Source data
##############################

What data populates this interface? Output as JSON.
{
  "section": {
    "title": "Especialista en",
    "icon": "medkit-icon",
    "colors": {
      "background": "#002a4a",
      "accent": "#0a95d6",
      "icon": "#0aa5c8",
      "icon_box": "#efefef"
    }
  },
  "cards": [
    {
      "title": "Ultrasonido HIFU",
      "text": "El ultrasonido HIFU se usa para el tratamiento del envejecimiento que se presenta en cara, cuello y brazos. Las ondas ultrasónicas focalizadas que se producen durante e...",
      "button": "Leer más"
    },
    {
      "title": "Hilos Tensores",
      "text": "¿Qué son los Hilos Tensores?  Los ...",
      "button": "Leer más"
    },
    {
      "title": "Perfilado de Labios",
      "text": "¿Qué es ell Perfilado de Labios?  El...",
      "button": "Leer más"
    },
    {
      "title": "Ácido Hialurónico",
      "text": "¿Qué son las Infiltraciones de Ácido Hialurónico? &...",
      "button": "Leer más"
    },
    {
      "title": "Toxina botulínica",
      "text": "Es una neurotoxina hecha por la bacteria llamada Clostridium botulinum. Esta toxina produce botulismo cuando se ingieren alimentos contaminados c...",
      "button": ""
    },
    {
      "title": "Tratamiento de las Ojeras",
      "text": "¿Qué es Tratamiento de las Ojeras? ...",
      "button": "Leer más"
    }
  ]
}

##############################

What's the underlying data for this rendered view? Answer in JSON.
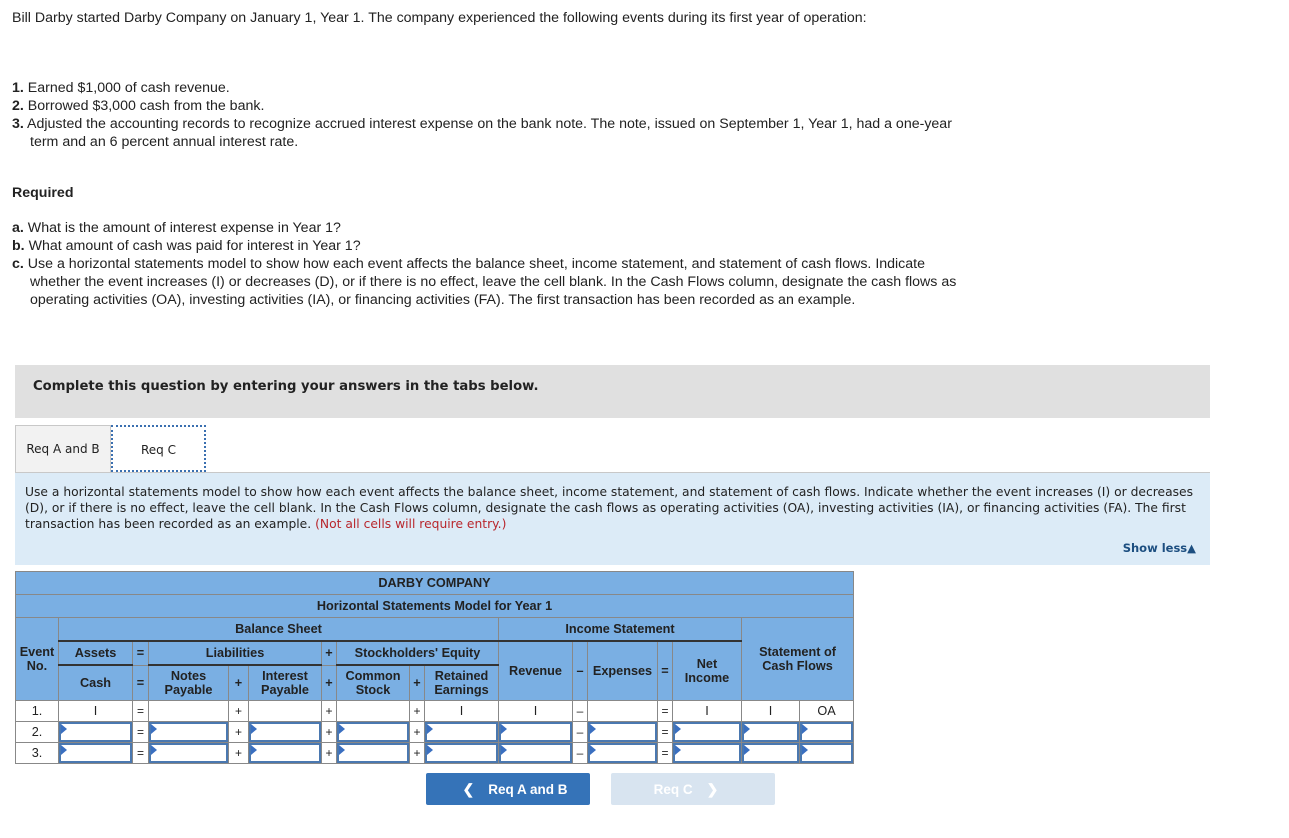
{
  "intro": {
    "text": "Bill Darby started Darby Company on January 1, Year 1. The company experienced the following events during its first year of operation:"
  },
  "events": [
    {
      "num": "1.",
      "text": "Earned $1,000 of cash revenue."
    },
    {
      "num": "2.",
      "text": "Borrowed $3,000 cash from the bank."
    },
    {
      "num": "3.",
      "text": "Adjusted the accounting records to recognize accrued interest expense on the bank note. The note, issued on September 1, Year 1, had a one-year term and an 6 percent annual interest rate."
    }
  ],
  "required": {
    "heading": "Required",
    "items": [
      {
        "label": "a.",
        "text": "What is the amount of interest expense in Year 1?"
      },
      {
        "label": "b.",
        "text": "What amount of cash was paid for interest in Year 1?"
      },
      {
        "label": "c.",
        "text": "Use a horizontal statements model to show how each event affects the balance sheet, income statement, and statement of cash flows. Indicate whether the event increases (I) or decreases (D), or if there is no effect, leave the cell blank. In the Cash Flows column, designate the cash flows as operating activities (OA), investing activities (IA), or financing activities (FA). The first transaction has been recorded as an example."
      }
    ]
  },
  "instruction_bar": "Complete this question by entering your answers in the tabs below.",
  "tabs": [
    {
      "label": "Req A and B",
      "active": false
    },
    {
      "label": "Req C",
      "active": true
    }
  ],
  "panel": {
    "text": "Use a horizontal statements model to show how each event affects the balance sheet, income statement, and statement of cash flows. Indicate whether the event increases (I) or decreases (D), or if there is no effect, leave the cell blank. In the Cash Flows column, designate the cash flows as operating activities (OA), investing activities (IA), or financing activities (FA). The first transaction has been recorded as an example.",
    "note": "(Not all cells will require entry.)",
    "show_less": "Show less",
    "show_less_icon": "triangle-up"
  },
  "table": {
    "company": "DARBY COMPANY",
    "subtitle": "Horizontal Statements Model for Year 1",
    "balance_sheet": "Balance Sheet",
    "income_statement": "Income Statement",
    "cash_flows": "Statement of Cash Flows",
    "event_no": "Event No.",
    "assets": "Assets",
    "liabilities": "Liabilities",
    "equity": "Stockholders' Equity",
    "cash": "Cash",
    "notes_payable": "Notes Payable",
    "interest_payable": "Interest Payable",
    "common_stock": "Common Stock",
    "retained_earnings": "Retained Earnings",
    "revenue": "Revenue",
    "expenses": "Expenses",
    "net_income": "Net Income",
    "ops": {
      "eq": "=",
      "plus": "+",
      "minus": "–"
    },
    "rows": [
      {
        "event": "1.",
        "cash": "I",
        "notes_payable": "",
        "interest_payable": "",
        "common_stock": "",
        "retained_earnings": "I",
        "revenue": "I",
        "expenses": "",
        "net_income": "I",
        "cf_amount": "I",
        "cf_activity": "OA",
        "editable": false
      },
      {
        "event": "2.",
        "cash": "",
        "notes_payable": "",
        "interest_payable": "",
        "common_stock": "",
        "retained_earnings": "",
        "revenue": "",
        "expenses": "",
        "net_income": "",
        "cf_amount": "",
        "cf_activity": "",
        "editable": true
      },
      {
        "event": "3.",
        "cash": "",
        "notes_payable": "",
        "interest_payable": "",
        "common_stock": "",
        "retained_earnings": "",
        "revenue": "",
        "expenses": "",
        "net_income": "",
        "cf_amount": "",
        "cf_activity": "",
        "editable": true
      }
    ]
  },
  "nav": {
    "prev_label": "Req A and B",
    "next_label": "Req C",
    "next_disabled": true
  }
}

##############################

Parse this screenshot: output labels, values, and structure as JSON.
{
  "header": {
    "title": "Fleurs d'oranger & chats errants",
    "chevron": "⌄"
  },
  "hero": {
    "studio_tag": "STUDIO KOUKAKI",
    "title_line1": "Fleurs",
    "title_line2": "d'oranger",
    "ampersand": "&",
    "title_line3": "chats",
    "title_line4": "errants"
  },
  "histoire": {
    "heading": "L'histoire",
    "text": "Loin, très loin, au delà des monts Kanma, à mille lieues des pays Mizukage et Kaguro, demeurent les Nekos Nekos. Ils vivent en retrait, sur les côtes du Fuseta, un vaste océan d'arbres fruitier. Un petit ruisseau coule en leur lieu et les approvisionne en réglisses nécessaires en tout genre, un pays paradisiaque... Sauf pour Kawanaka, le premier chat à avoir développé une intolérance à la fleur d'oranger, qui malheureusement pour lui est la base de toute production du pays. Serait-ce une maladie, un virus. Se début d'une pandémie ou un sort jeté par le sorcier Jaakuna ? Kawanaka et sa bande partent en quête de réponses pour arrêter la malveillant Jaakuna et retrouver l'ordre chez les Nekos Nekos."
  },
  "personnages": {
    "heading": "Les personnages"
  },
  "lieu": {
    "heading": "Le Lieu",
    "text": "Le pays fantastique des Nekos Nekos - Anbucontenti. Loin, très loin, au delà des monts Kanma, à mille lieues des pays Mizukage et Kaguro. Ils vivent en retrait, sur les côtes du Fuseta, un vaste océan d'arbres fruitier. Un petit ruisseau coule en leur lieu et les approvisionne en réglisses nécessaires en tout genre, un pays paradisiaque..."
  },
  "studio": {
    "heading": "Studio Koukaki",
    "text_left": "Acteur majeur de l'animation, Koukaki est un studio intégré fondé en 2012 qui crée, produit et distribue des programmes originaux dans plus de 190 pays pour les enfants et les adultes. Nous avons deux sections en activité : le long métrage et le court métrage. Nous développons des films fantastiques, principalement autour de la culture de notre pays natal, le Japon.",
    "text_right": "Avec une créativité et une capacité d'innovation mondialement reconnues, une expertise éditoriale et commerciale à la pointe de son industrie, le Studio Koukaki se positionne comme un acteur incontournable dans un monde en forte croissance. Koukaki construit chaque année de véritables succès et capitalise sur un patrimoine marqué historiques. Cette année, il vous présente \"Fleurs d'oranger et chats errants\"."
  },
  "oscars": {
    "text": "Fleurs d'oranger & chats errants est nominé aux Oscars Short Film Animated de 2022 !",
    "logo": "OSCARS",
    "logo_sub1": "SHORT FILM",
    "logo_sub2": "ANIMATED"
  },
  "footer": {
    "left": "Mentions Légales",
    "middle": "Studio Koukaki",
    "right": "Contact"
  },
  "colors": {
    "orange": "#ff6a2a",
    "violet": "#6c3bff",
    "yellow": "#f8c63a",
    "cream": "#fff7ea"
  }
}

##############################

▶ [Assignment] Find the lines above that include the string "bank" and copy them.

▶ [Solution]
      "text": "Borrowed $3,000 cash from the bank."
      "text": "Adjusted the accounting records to recognize accrued interest expense on the bank note. The note, issued on September 1, Year 1, had a one-year term and an 6 percent annual interest rate."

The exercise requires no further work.